__STATED GOAL__:
In the entries below, count each line holding the word "that". Answer with the total alone.

__RAW DATA__:

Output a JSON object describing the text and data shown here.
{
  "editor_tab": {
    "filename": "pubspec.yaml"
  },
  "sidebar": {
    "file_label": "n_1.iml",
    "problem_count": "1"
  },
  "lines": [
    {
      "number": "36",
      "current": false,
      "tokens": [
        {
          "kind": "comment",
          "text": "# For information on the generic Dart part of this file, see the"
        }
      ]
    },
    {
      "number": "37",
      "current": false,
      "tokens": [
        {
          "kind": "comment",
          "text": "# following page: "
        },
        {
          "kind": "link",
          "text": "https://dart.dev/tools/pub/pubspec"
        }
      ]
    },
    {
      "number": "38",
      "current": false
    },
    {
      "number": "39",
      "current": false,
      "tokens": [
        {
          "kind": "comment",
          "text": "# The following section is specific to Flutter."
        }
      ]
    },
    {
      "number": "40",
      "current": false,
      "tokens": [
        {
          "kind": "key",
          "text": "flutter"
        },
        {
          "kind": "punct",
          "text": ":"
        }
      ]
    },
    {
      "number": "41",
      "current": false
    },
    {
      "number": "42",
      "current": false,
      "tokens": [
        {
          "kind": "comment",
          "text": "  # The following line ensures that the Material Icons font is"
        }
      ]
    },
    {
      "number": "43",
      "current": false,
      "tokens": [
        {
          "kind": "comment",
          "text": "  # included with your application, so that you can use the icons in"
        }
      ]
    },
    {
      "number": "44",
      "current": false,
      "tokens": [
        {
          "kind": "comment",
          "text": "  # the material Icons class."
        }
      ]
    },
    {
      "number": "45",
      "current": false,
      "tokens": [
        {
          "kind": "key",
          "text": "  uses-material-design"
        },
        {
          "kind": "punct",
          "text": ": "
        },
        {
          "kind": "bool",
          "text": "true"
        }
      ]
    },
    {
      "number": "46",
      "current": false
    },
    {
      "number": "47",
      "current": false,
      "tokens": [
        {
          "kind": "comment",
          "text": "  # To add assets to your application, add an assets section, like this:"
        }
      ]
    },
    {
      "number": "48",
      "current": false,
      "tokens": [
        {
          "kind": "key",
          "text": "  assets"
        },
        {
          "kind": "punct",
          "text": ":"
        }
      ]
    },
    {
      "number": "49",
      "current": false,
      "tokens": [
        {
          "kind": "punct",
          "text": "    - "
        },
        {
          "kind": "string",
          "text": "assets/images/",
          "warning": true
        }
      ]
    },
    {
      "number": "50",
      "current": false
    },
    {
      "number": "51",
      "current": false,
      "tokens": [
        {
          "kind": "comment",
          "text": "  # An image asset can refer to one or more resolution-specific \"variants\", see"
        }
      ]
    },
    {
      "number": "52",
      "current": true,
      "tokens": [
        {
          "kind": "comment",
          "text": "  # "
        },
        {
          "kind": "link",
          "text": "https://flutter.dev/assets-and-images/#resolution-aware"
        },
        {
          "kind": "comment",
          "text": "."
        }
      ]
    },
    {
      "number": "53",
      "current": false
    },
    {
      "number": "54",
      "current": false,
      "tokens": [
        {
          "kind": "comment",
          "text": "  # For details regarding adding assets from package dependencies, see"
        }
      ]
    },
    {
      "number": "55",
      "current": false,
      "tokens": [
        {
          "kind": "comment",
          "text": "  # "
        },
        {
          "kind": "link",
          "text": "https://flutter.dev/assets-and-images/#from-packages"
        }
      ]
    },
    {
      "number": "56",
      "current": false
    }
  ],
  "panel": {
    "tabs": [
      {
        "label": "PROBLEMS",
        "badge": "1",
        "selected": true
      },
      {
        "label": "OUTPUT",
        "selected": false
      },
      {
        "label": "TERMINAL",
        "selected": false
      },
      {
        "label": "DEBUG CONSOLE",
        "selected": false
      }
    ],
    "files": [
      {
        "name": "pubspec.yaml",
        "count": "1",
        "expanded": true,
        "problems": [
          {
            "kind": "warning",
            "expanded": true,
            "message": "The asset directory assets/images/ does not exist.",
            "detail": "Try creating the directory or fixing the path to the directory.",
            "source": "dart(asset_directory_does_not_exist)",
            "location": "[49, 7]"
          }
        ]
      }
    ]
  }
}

__EXERCISE OUTPUT__:
2